SHORT EXERCISE = "grid" appears in how many lines of the entries? State only the number.

Records from a collection:
---
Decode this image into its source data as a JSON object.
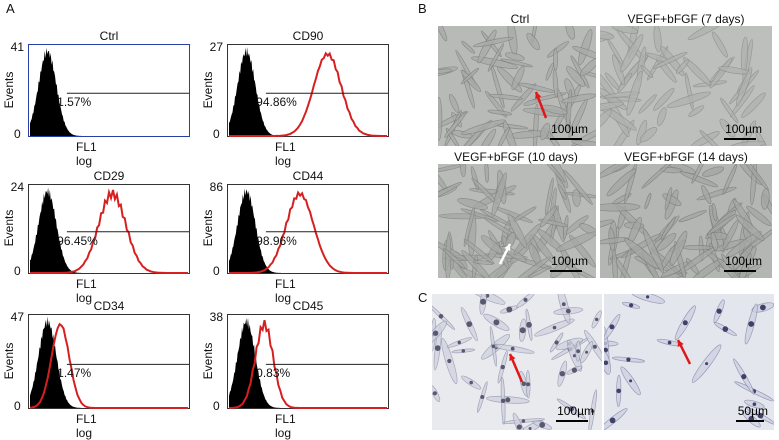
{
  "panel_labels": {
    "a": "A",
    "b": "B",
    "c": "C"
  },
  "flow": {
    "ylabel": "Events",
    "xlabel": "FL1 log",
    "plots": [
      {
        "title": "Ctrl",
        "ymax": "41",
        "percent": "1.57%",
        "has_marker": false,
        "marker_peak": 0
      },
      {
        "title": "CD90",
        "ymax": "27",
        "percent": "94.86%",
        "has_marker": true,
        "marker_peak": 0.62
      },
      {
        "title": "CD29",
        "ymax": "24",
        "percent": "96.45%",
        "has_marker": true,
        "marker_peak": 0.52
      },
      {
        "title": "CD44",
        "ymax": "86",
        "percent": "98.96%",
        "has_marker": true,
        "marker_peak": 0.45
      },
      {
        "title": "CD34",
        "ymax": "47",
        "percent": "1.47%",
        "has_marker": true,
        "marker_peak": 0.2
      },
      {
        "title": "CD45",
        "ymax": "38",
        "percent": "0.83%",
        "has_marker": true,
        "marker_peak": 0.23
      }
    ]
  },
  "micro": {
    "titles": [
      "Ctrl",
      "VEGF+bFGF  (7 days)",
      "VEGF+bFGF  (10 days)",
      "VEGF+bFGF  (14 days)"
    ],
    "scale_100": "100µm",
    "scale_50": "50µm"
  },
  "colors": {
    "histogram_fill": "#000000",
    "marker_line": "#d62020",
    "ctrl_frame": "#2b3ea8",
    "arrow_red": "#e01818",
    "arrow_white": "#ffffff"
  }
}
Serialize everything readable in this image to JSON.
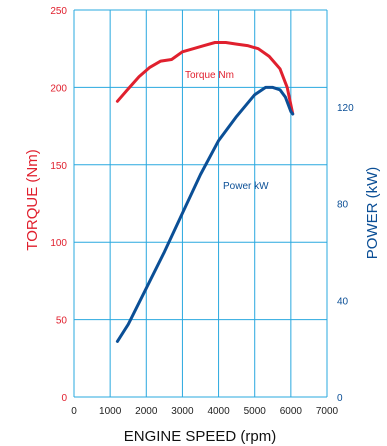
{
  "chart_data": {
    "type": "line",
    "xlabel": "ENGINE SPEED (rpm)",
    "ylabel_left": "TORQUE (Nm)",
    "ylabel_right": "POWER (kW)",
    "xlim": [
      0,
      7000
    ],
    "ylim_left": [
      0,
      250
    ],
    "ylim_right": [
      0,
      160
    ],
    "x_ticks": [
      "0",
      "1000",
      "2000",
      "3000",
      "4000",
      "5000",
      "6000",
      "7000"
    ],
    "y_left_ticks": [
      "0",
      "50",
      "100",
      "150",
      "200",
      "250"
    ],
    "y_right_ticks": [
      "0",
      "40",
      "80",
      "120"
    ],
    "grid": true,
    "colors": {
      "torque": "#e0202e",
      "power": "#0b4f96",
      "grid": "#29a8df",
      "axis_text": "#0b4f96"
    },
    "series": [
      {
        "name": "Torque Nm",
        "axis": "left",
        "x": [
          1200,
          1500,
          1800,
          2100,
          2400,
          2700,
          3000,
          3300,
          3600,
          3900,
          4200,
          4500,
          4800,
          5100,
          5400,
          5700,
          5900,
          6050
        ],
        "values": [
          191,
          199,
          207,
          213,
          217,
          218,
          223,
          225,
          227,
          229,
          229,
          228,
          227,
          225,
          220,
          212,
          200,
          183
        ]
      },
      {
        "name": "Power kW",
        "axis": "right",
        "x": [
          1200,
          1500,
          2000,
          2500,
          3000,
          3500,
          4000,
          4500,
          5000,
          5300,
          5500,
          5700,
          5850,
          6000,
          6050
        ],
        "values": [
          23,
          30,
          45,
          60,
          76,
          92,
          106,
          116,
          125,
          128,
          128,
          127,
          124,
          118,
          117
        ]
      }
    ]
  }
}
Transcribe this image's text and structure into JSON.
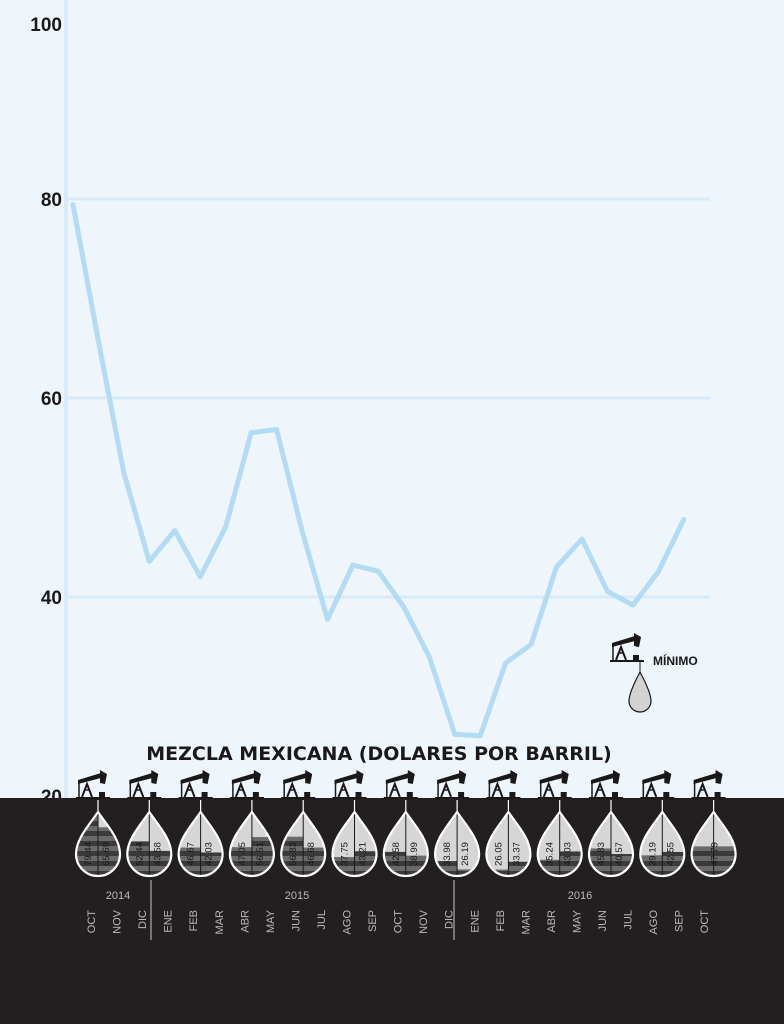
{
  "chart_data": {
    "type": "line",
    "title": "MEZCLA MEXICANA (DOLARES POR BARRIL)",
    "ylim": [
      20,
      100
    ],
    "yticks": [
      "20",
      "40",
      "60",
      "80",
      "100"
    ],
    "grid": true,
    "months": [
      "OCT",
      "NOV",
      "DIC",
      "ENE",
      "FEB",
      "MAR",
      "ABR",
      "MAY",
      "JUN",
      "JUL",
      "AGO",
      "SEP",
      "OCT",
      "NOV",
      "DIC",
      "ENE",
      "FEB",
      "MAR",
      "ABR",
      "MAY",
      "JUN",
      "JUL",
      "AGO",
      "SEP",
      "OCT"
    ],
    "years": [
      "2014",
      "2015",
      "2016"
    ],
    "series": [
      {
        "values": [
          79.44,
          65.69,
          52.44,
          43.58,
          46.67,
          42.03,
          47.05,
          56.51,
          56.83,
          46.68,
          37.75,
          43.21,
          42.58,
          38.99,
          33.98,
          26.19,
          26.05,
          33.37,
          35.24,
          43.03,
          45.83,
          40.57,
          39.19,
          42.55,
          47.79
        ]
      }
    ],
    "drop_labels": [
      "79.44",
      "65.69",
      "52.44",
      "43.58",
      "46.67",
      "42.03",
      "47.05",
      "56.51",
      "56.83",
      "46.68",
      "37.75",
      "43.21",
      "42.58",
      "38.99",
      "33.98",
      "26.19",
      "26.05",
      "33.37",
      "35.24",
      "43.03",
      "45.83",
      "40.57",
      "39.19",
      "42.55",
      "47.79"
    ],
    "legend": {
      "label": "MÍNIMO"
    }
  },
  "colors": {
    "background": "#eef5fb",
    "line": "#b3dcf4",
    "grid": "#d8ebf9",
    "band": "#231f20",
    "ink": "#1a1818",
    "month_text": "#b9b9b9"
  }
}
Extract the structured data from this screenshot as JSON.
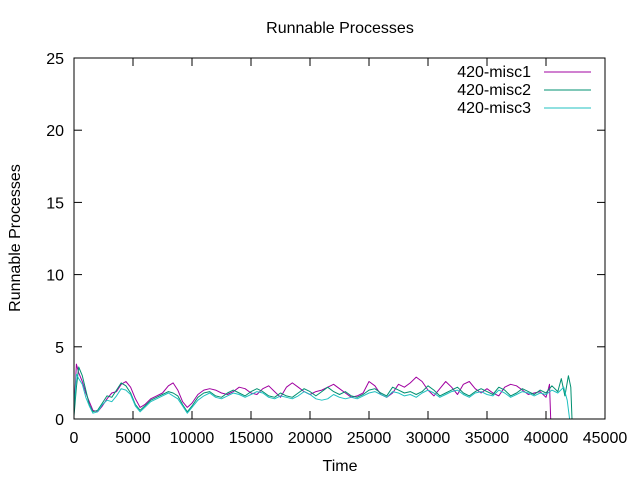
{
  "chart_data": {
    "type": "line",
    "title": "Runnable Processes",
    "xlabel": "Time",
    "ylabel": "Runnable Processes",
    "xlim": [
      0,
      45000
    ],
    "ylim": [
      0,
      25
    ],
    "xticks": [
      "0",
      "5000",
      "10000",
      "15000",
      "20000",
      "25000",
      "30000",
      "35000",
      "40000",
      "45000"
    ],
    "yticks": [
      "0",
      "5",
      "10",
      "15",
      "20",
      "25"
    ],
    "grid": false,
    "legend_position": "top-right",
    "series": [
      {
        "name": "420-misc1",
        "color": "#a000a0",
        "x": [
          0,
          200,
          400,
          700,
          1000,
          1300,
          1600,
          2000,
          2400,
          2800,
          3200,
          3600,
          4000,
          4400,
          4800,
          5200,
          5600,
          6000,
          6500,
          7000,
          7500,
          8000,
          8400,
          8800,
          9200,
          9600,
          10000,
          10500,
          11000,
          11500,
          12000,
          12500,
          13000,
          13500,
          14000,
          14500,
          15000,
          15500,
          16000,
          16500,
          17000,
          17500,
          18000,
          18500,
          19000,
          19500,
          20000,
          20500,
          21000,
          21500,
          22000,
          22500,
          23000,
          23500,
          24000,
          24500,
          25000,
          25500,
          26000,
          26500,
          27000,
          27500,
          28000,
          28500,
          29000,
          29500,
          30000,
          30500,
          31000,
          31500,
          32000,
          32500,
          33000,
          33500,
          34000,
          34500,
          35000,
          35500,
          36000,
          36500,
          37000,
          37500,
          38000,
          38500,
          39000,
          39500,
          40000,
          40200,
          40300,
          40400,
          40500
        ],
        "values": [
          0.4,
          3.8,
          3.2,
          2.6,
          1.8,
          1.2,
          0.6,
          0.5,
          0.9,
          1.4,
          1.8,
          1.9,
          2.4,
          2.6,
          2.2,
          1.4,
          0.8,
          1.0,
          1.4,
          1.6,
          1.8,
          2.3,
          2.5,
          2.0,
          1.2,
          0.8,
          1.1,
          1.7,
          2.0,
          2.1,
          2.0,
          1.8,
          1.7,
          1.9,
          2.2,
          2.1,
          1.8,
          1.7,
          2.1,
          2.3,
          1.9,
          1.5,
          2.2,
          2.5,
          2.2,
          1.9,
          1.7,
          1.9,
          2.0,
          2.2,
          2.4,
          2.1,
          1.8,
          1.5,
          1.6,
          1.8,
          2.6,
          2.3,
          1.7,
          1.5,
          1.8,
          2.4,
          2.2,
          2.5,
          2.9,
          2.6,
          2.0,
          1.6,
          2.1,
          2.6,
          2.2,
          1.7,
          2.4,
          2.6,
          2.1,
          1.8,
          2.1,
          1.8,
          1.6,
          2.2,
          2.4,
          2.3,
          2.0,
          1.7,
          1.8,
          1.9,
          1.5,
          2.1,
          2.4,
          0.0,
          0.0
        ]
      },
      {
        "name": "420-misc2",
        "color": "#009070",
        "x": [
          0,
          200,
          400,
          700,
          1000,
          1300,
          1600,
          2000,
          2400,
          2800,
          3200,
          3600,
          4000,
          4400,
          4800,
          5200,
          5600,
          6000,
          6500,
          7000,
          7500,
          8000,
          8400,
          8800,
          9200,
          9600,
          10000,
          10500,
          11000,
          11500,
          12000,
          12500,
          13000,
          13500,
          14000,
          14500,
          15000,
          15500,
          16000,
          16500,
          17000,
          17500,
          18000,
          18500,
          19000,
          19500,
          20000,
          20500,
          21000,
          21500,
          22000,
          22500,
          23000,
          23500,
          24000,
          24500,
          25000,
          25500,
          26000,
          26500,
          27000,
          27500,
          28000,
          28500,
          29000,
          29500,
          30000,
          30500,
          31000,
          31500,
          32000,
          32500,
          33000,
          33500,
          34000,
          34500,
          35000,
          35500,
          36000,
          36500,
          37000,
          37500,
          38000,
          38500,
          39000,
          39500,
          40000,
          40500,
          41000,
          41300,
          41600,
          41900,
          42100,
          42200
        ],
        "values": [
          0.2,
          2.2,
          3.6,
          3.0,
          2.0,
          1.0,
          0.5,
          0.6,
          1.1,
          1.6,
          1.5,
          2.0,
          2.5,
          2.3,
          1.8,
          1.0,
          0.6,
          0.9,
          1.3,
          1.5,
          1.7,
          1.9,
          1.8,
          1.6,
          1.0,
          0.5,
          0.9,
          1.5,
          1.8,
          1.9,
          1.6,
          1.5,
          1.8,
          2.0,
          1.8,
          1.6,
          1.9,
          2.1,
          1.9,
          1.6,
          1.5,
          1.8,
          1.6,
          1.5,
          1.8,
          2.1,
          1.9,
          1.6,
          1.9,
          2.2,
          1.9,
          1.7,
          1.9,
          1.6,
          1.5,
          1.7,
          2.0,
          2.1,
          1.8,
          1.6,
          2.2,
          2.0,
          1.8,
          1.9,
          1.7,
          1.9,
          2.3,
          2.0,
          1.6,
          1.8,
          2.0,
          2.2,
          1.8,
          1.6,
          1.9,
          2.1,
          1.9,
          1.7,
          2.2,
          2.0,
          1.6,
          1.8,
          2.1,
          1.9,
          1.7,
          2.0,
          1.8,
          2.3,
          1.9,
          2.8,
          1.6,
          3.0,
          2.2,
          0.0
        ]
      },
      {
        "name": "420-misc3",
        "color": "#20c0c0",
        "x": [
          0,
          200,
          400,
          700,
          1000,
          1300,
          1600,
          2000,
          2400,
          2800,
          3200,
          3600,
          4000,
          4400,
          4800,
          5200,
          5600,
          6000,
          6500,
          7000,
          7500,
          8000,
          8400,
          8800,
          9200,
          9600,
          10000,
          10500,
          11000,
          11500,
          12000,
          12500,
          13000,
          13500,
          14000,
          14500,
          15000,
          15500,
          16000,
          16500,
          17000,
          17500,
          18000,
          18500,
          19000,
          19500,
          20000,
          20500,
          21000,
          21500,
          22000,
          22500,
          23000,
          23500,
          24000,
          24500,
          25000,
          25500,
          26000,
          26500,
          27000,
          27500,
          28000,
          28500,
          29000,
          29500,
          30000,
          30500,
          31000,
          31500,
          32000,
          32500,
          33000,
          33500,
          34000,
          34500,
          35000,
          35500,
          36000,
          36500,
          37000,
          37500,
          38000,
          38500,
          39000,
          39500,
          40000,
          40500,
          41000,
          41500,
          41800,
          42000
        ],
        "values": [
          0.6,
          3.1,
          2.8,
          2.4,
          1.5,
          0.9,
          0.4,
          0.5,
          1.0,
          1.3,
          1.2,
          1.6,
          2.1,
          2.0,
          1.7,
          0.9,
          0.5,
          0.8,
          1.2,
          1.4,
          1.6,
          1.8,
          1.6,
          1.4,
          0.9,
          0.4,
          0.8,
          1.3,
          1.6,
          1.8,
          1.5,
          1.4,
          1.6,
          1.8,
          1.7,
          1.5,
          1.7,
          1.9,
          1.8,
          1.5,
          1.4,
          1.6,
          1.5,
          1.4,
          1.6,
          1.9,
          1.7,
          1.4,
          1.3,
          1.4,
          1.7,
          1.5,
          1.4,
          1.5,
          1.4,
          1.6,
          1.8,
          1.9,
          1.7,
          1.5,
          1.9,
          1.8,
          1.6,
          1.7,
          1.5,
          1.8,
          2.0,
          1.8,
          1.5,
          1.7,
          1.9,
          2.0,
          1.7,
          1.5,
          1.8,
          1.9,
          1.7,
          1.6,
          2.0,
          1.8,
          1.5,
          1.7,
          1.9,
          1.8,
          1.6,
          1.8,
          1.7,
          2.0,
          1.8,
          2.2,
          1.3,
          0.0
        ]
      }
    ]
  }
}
---
REPLY TO THE TASK = 5